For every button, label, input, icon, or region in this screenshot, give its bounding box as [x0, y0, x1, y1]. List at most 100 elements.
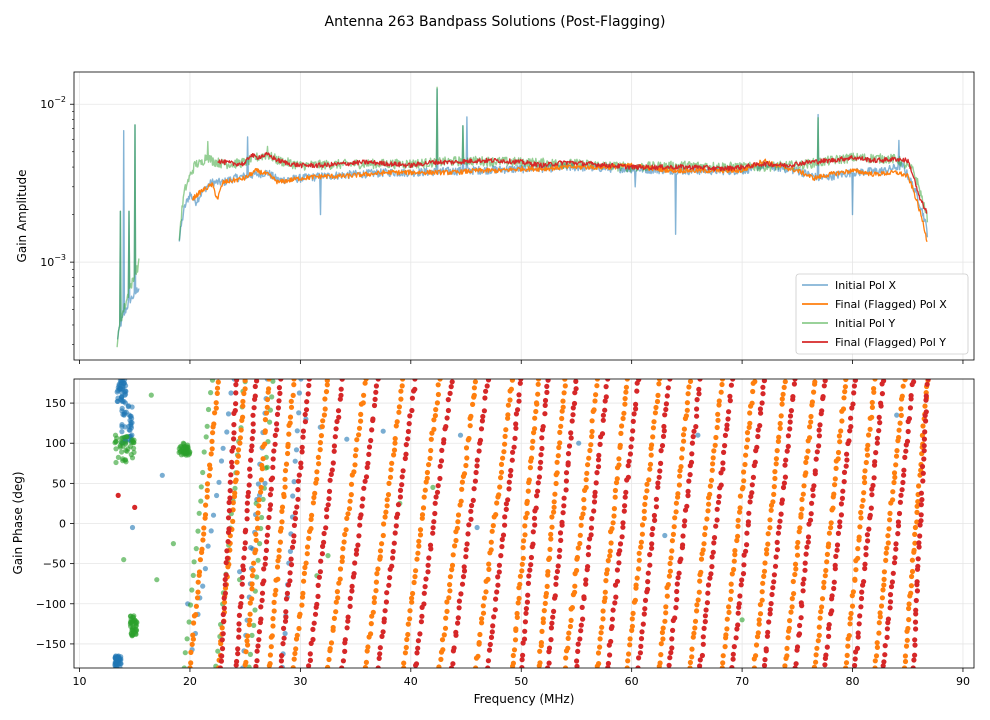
phase-point-series-3: [776, 524, 782, 530]
phase-point-series-1: [811, 389, 817, 395]
phase-point-series-1: [779, 396, 785, 402]
phase-point-series-1: [807, 424, 813, 430]
phase-point-series-1: [520, 555, 526, 561]
phase-point-series-3: [572, 390, 578, 396]
phase-point-series-1: [264, 396, 271, 403]
phase-point-series-1: [535, 381, 541, 387]
phase-point-series-3: [270, 464, 276, 470]
phase-point-series-1: [836, 433, 843, 439]
phase-point-series-2: [247, 651, 253, 658]
phase-point-series-3: [862, 565, 868, 572]
phase-point-series-1: [549, 514, 555, 520]
phase-point-series-1: [511, 647, 518, 653]
phase-point-series-3: [765, 629, 771, 635]
phase-point-series-1: [299, 594, 306, 600]
phase-point-series-1: [387, 474, 394, 480]
phase-point-series-1: [638, 539, 645, 545]
phase-point-series-1: [337, 566, 344, 572]
phase-point-series-1: [256, 497, 262, 503]
phase-point-series-3: [285, 582, 292, 588]
phase-point-series-1: [386, 480, 392, 486]
phase-point-series-3: [897, 499, 904, 505]
phase-point-series-1: [483, 589, 489, 595]
phase-point-series-3: [375, 379, 381, 382]
phase-point-series-1: [565, 645, 571, 651]
phase-point-series-3: [600, 412, 607, 418]
phase-point-series-3: [320, 543, 326, 550]
phase-point-series-3: [895, 531, 901, 537]
phase-point-series-1: [444, 599, 450, 605]
phase-point-series-1: [480, 603, 486, 609]
phase-point-series-3: [432, 510, 438, 517]
phase-point-series-3: [241, 555, 247, 561]
phase-point-series-1: [580, 511, 586, 517]
phase-point-series-1: [311, 494, 317, 501]
phase-point-series-3: [256, 637, 262, 643]
phase-point-series-1: [675, 491, 681, 497]
phase-point-series-3: [663, 401, 670, 407]
phase-point-series-2: [185, 445, 191, 451]
phase-point-series-1: [821, 579, 827, 586]
phase-point-series-3: [730, 656, 736, 662]
phase-point-series-1: [793, 566, 799, 572]
phase-point-series-1: [887, 510, 893, 516]
phase-point-series-1: [575, 545, 581, 551]
phase-point-series-3: [306, 379, 312, 382]
phase-point-series-1: [234, 459, 240, 465]
phase-point-series-1: [194, 595, 201, 601]
phase-point-series-1: [447, 588, 453, 594]
phase-point-series-3: [575, 648, 581, 655]
phase-point-series-3: [259, 590, 266, 596]
phase-point-series-3: [843, 463, 849, 469]
phase-point-series-2: [203, 434, 209, 440]
phase-point-series-1: [490, 523, 496, 529]
phase-point-series-1: [208, 451, 214, 457]
phase-point-series-3: [623, 489, 629, 495]
phase-point-series-1: [638, 544, 644, 550]
phase-point-series-1: [444, 608, 450, 615]
phase-point-series-3: [925, 379, 931, 382]
phase-point-series-3: [740, 571, 747, 577]
phase-point-series-3: [258, 616, 264, 622]
phase-point-series-1: [348, 492, 354, 498]
phase-point-series-3: [831, 579, 837, 585]
phase-point-series-3: [272, 432, 278, 438]
phase-point-series-0: [125, 404, 131, 410]
phase-point-series-3: [485, 665, 491, 668]
phase-point-series-1: [528, 455, 535, 461]
phase-point-series-1: [774, 448, 780, 454]
phase-point-series-3: [720, 466, 726, 472]
phase-point-series-1: [325, 664, 331, 668]
phase-point-series-3: [498, 553, 504, 559]
phase-point-series-1: [276, 554, 282, 560]
phase-point-series-3: [355, 542, 361, 548]
phase-point-series-3: [430, 530, 436, 536]
phase-point-series-1: [885, 533, 891, 539]
phase-point-series-3: [839, 495, 846, 501]
phase-point-series-1: [412, 574, 418, 580]
phase-point-series-1: [864, 446, 870, 452]
phase-point-series-2: [205, 406, 212, 413]
phase-point-series-3: [901, 472, 907, 478]
phase-point-series-3: [728, 382, 735, 388]
phase-point-series-1: [559, 408, 565, 414]
phase-point-series-1: [837, 439, 843, 445]
phase-point-series-3: [913, 611, 919, 617]
phase-point-series-3: [697, 379, 703, 382]
phase-point-series-3: [221, 605, 227, 611]
phase-point-series-1: [514, 610, 520, 617]
phase-point-series-0: [205, 543, 211, 549]
phase-point-series-3: [921, 448, 927, 454]
phase-point-series-3: [516, 392, 522, 398]
phase-point-series-1: [547, 546, 553, 553]
phase-y-tick-label: −100: [36, 598, 66, 611]
phase-point-series-1: [657, 660, 663, 666]
phase-point-series-3: [307, 651, 313, 657]
phase-point-series-3: [731, 644, 737, 650]
phase-point-series-3: [702, 613, 709, 619]
phase-point-series-3: [236, 612, 242, 619]
phase-point-series-1: [463, 462, 469, 469]
phase-point-series-3: [841, 479, 847, 485]
phase-y-tick-label: 50: [52, 477, 66, 490]
phase-point-series-3: [907, 405, 914, 411]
·····
_Stated goal_
Could you copy out, verbatim, every row from the one containing "phase-point-series-3: [776, 524, 782, 530]" down to the one containing "phase-point-series-2: [247, 651, 253, 658]", both included?

_Exercise result_
phase-point-series-3: [776, 524, 782, 530]
phase-point-series-1: [811, 389, 817, 395]
phase-point-series-1: [779, 396, 785, 402]
phase-point-series-1: [807, 424, 813, 430]
phase-point-series-1: [520, 555, 526, 561]
phase-point-series-3: [572, 390, 578, 396]
phase-point-series-1: [264, 396, 271, 403]
phase-point-series-1: [535, 381, 541, 387]
phase-point-series-3: [270, 464, 276, 470]
phase-point-series-1: [836, 433, 843, 439]
phase-point-series-2: [247, 651, 253, 658]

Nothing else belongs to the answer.